--- BEGIN Data records ---

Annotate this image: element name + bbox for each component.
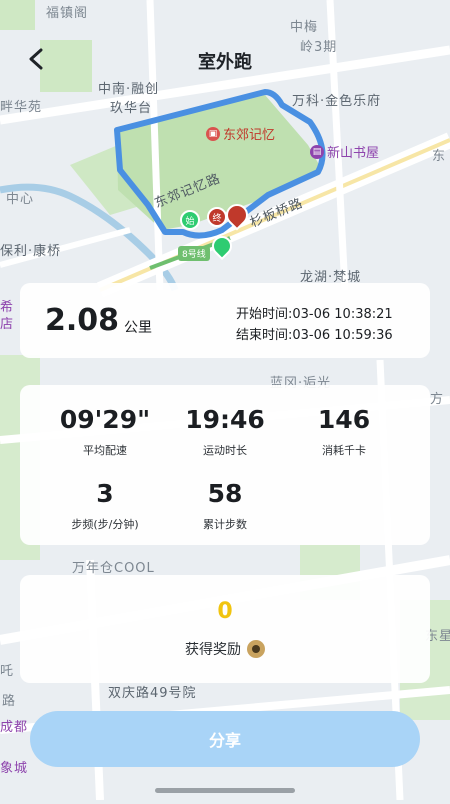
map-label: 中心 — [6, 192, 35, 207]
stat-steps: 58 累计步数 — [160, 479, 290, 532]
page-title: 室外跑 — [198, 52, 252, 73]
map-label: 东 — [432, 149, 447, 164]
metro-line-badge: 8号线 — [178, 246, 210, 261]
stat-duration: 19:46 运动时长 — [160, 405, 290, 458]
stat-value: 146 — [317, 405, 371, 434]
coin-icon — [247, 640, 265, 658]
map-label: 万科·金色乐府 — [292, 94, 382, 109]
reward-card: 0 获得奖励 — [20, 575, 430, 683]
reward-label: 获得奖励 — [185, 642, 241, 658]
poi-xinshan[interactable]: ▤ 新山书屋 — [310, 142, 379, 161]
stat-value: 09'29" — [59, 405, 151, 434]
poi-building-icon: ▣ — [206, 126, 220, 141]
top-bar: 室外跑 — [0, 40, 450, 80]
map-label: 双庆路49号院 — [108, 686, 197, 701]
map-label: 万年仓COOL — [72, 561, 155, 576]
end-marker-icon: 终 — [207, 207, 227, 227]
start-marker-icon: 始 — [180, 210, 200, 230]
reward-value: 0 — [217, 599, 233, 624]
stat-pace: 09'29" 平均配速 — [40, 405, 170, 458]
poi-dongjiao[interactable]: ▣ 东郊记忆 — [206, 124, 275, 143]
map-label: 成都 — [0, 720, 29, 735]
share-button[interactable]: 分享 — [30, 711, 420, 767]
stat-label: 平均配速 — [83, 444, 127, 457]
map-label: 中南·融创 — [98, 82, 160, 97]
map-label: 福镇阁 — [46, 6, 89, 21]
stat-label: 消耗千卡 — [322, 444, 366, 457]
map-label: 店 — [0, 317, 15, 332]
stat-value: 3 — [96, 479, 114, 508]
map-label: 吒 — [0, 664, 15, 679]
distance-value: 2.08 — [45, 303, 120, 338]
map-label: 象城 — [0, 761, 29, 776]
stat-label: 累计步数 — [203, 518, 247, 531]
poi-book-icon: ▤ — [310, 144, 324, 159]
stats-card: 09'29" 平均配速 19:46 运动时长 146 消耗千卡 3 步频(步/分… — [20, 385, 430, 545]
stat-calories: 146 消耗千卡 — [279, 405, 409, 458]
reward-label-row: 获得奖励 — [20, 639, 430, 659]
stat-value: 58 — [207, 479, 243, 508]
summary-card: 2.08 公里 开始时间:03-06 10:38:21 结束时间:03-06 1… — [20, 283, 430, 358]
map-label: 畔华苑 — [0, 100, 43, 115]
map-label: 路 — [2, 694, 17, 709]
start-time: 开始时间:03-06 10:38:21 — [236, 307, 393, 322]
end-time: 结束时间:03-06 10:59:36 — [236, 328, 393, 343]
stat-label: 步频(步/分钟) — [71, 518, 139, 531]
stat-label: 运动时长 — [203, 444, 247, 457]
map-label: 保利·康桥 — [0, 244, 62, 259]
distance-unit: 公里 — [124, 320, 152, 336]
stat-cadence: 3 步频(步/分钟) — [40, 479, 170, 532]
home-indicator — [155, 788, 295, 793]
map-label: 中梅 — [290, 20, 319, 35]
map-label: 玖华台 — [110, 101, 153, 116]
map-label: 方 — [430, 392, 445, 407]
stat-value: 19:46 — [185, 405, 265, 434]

--- END Data records ---

## What you are asked to do
Which lines make up the part of the items that opens with the line containing "map-label: 中心 — [6, 192, 35, 207]" and closes with the line containing "stat-label: 步频(步/分钟) — [71, 518, 139, 531]"? Extract them all, both ends included, and repeat them without any change.

## Finished exercise
map-label: 中心 — [6, 192, 35, 207]
stat-steps: 58 累计步数 — [160, 479, 290, 532]
page-title: 室外跑 — [198, 52, 252, 73]
map-label: 东 — [432, 149, 447, 164]
metro-line-badge: 8号线 — [178, 246, 210, 261]
stat-duration: 19:46 运动时长 — [160, 405, 290, 458]
stat-value: 146 — [317, 405, 371, 434]
coin-icon — [247, 640, 265, 658]
map-label: 万科·金色乐府 — [292, 94, 382, 109]
reward-card: 0 获得奖励 — [20, 575, 430, 683]
reward-label: 获得奖励 — [185, 642, 241, 658]
poi-xinshan[interactable]: ▤ 新山书屋 — [310, 142, 379, 161]
stat-value: 09'29" — [59, 405, 151, 434]
poi-building-icon: ▣ — [206, 126, 220, 141]
top-bar: 室外跑 — [0, 40, 450, 80]
map-label: 双庆路49号院 — [108, 686, 197, 701]
map-label: 万年仓COOL — [72, 561, 155, 576]
end-marker-icon: 终 — [207, 207, 227, 227]
start-marker-icon: 始 — [180, 210, 200, 230]
reward-value: 0 — [217, 599, 233, 624]
stat-pace: 09'29" 平均配速 — [40, 405, 170, 458]
poi-dongjiao[interactable]: ▣ 东郊记忆 — [206, 124, 275, 143]
map-label: 成都 — [0, 720, 29, 735]
share-button[interactable]: 分享 — [30, 711, 420, 767]
stat-label: 平均配速 — [83, 444, 127, 457]
map-label: 中南·融创 — [98, 82, 160, 97]
map-label: 福镇阁 — [46, 6, 89, 21]
stat-label: 消耗千卡 — [322, 444, 366, 457]
map-label: 店 — [0, 317, 15, 332]
stat-value: 3 — [96, 479, 114, 508]
map-label: 吒 — [0, 664, 15, 679]
distance-value: 2.08 — [45, 303, 120, 338]
map-label: 象城 — [0, 761, 29, 776]
stat-label: 累计步数 — [203, 518, 247, 531]
poi-book-icon: ▤ — [310, 144, 324, 159]
stats-card: 09'29" 平均配速 19:46 运动时长 146 消耗千卡 3 步频(步/分… — [20, 385, 430, 545]
stat-calories: 146 消耗千卡 — [279, 405, 409, 458]
reward-label-row: 获得奖励 — [20, 639, 430, 659]
stat-value: 58 — [207, 479, 243, 508]
summary-card: 2.08 公里 开始时间:03-06 10:38:21 结束时间:03-06 1… — [20, 283, 430, 358]
map-label: 畔华苑 — [0, 100, 43, 115]
map-label: 路 — [2, 694, 17, 709]
start-time: 开始时间:03-06 10:38:21 — [236, 307, 393, 322]
end-time: 结束时间:03-06 10:59:36 — [236, 328, 393, 343]
stat-label: 步频(步/分钟) — [71, 518, 139, 531]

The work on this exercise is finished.